### The task
Copy the listing below in full and skip every picture.

### Input material
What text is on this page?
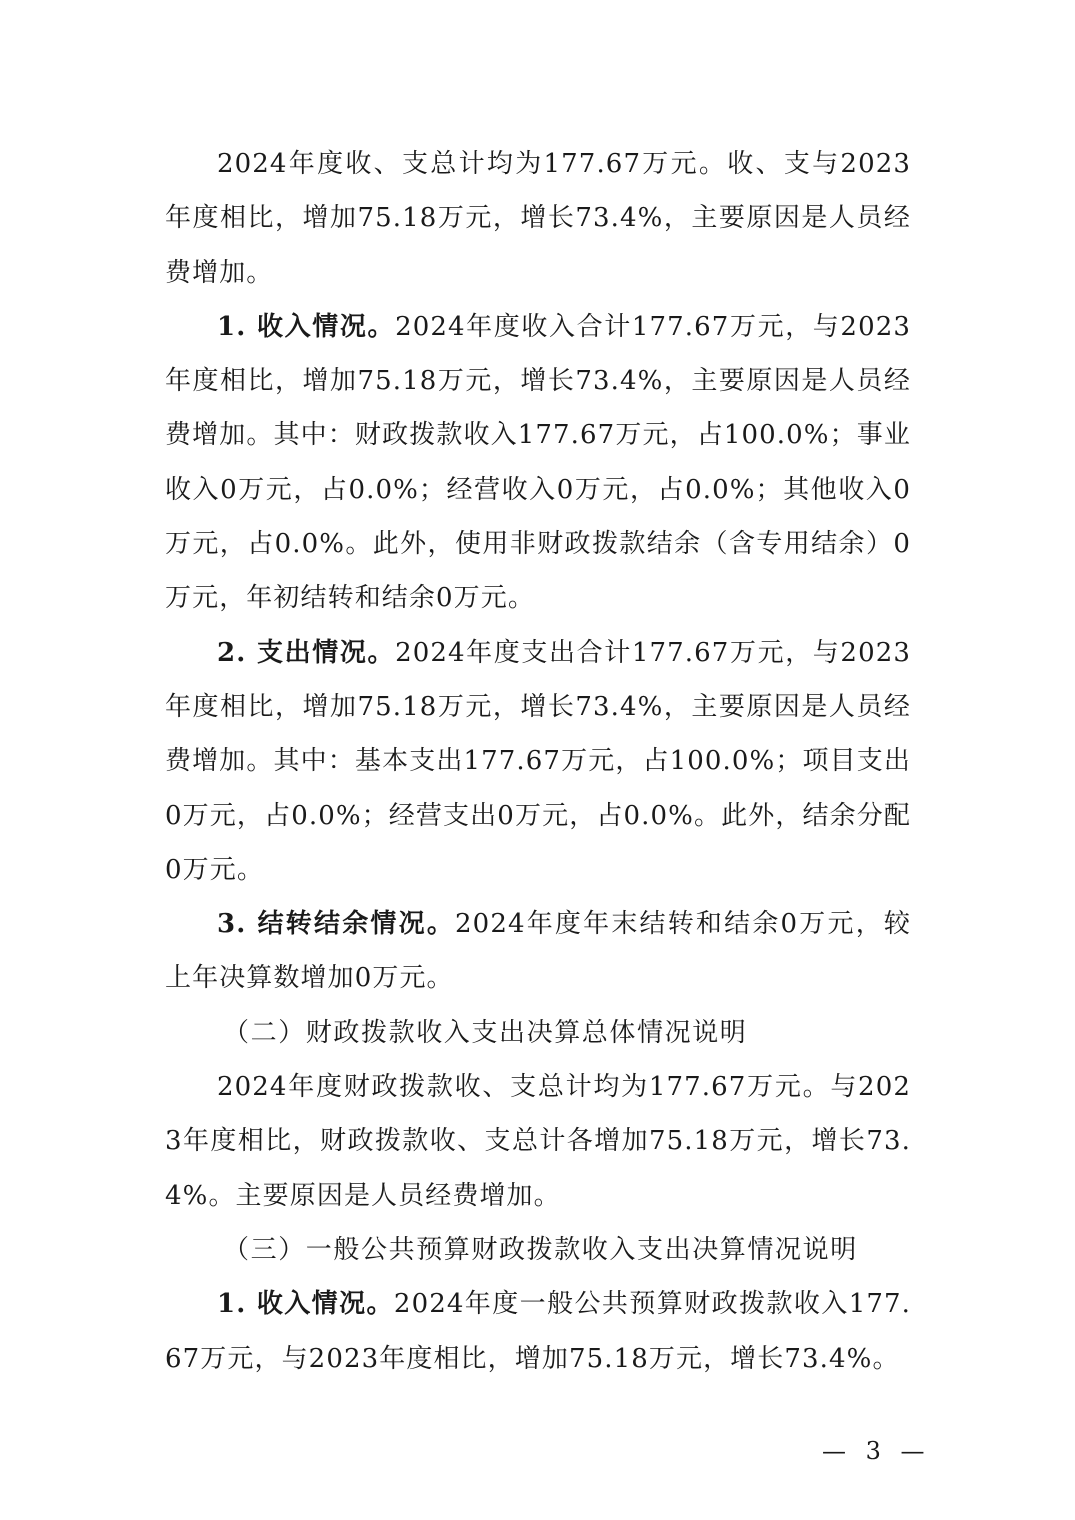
2024年度收、支总计均为177.67万元。收、支与2023年度相比，增加75.18万元，增长73.4%，主要原因是人员经费增加。

1. 收入情况。2024年度收入合计177.67万元，与2023年度相比，增加75.18万元，增长73.4%，主要原因是人员经费增加。其中：财政拨款收入177.67万元，占100.0%；事业收入0万元，占0.0%；经营收入0万元，占0.0%；其他收入0万元，占0.0%。此外，使用非财政拨款结余（含专用结余）0万元，年初结转和结余0万元。

2. 支出情况。2024年度支出合计177.67万元，与2023年度相比，增加75.18万元，增长73.4%，主要原因是人员经费增加。其中：基本支出177.67万元，占100.0%；项目支出0万元，占0.0%；经营支出0万元，占0.0%。此外，结余分配0万元。

3. 结转结余情况。2024年度年末结转和结余0万元，较上年决算数增加0万元。

（二）财政拨款收入支出决算总体情况说明

2024年度财政拨款收、支总计均为177.67万元。与2023年度相比，财政拨款收、支总计各增加75.18万元，增长73.4%。主要原因是人员经费增加。

（三）一般公共预算财政拨款收入支出决算情况说明

1. 收入情况。2024年度一般公共预算财政拨款收入177.67万元，与2023年度相比，增加75.18万元，增长73.4%。

— 3 —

### Response below
What text is on this page?
2024年度收、支总计均为177.67万元。收、支与2023年度相比，增加75.18万元，增长73.4%，主要原因是人员经费增加。

1. 收入情况。2024年度收入合计177.67万元，与2023年度相比，增加75.18万元，增长73.4%，主要原因是人员经费增加。其中：财政拨款收入177.67万元，占100.0%；事业收入0万元，占0.0%；经营收入0万元，占0.0%；其他收入0万元，占0.0%。此外，使用非财政拨款结余（含专用结余）0万元，年初结转和结余0万元。

2. 支出情况。2024年度支出合计177.67万元，与2023年度相比，增加75.18万元，增长73.4%，主要原因是人员经费增加。其中：基本支出177.67万元，占100.0%；项目支出0万元，占0.0%；经营支出0万元，占0.0%。此外，结余分配0万元。

3. 结转结余情况。2024年度年末结转和结余0万元，较上年决算数增加0万元。

（二）财政拨款收入支出决算总体情况说明

2024年度财政拨款收、支总计均为177.67万元。与2023年度相比，财政拨款收、支总计各增加75.18万元，增长73.4%。主要原因是人员经费增加。

（三）一般公共预算财政拨款收入支出决算情况说明

1. 收入情况。2024年度一般公共预算财政拨款收入177.67万元，与2023年度相比，增加75.18万元，增长73.4%。

— 3 —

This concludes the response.